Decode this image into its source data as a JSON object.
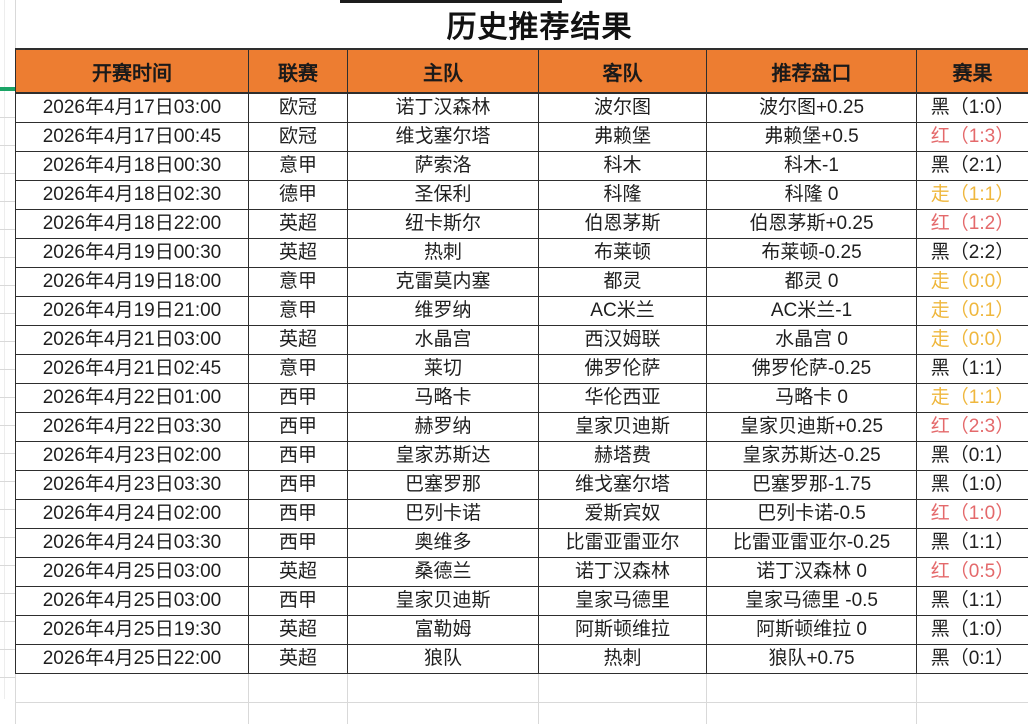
{
  "title": "历史推荐结果",
  "columns": [
    "开赛时间",
    "联赛",
    "主队",
    "客队",
    "推荐盘口",
    "赛果"
  ],
  "rows": [
    {
      "time": "2026年4月17日03:00",
      "league": "欧冠",
      "home": "诺丁汉森林",
      "away": "波尔图",
      "handicap": "波尔图+0.25",
      "result": "黑（1:0）",
      "result_color": "black"
    },
    {
      "time": "2026年4月17日00:45",
      "league": "欧冠",
      "home": "维戈塞尔塔",
      "away": "弗赖堡",
      "handicap": "弗赖堡+0.5",
      "result": "红（1:3）",
      "result_color": "red"
    },
    {
      "time": "2026年4月18日00:30",
      "league": "意甲",
      "home": "萨索洛",
      "away": "科木",
      "handicap": "科木-1",
      "result": "黑（2:1）",
      "result_color": "black"
    },
    {
      "time": "2026年4月18日02:30",
      "league": "德甲",
      "home": "圣保利",
      "away": "科隆",
      "handicap": "科隆 0",
      "result": "走（1:1）",
      "result_color": "push"
    },
    {
      "time": "2026年4月18日22:00",
      "league": "英超",
      "home": "纽卡斯尔",
      "away": "伯恩茅斯",
      "handicap": "伯恩茅斯+0.25",
      "result": "红（1:2）",
      "result_color": "red"
    },
    {
      "time": "2026年4月19日00:30",
      "league": "英超",
      "home": "热刺",
      "away": "布莱顿",
      "handicap": "布莱顿-0.25",
      "result": "黑（2:2）",
      "result_color": "black"
    },
    {
      "time": "2026年4月19日18:00",
      "league": "意甲",
      "home": "克雷莫内塞",
      "away": "都灵",
      "handicap": "都灵 0",
      "result": "走（0:0）",
      "result_color": "push"
    },
    {
      "time": "2026年4月19日21:00",
      "league": "意甲",
      "home": "维罗纳",
      "away": "AC米兰",
      "handicap": "AC米兰-1",
      "result": "走（0:1）",
      "result_color": "push"
    },
    {
      "time": "2026年4月21日03:00",
      "league": "英超",
      "home": "水晶宫",
      "away": "西汉姆联",
      "handicap": "水晶宫 0",
      "result": "走（0:0）",
      "result_color": "push"
    },
    {
      "time": "2026年4月21日02:45",
      "league": "意甲",
      "home": "莱切",
      "away": "佛罗伦萨",
      "handicap": "佛罗伦萨-0.25",
      "result": "黑（1:1）",
      "result_color": "black"
    },
    {
      "time": "2026年4月22日01:00",
      "league": "西甲",
      "home": "马略卡",
      "away": "华伦西亚",
      "handicap": "马略卡 0",
      "result": "走（1:1）",
      "result_color": "push"
    },
    {
      "time": "2026年4月22日03:30",
      "league": "西甲",
      "home": "赫罗纳",
      "away": "皇家贝迪斯",
      "handicap": "皇家贝迪斯+0.25",
      "result": "红（2:3）",
      "result_color": "red"
    },
    {
      "time": "2026年4月23日02:00",
      "league": "西甲",
      "home": "皇家苏斯达",
      "away": "赫塔费",
      "handicap": "皇家苏斯达-0.25",
      "result": "黑（0:1）",
      "result_color": "black"
    },
    {
      "time": "2026年4月23日03:30",
      "league": "西甲",
      "home": "巴塞罗那",
      "away": "维戈塞尔塔",
      "handicap": "巴塞罗那-1.75",
      "result": "黑（1:0）",
      "result_color": "black"
    },
    {
      "time": "2026年4月24日02:00",
      "league": "西甲",
      "home": "巴列卡诺",
      "away": "爱斯宾奴",
      "handicap": "巴列卡诺-0.5",
      "result": "红（1:0）",
      "result_color": "red"
    },
    {
      "time": "2026年4月24日03:30",
      "league": "西甲",
      "home": "奥维多",
      "away": "比雷亚雷亚尔",
      "handicap": "比雷亚雷亚尔-0.25",
      "result": "黑（1:1）",
      "result_color": "black"
    },
    {
      "time": "2026年4月25日03:00",
      "league": "英超",
      "home": "桑德兰",
      "away": "诺丁汉森林",
      "handicap": "诺丁汉森林 0",
      "result": "红（0:5）",
      "result_color": "red"
    },
    {
      "time": "2026年4月25日03:00",
      "league": "西甲",
      "home": "皇家贝迪斯",
      "away": "皇家马德里",
      "handicap": "皇家马德里 -0.5",
      "result": "黑（1:1）",
      "result_color": "black"
    },
    {
      "time": "2026年4月25日19:30",
      "league": "英超",
      "home": "富勒姆",
      "away": "阿斯顿维拉",
      "handicap": "阿斯顿维拉 0",
      "result": "黑（1:0）",
      "result_color": "black"
    },
    {
      "time": "2026年4月25日22:00",
      "league": "英超",
      "home": "狼队",
      "away": "热刺",
      "handicap": "狼队+0.75",
      "result": "黑（0:1）",
      "result_color": "black"
    }
  ],
  "colors": {
    "header_bg": "#ED7D31",
    "border_dark": "#2e2e2e",
    "grid_light": "#d9d9d9",
    "freeze_green": "#1BA466",
    "result_black": "#1f1f1f",
    "result_red": "#E4696B",
    "result_push": "#EFB73D"
  }
}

Brief: Find how many lines of the material carry the string "诺丁汉森林". Only the number should be in the answer.

Result for this task: 3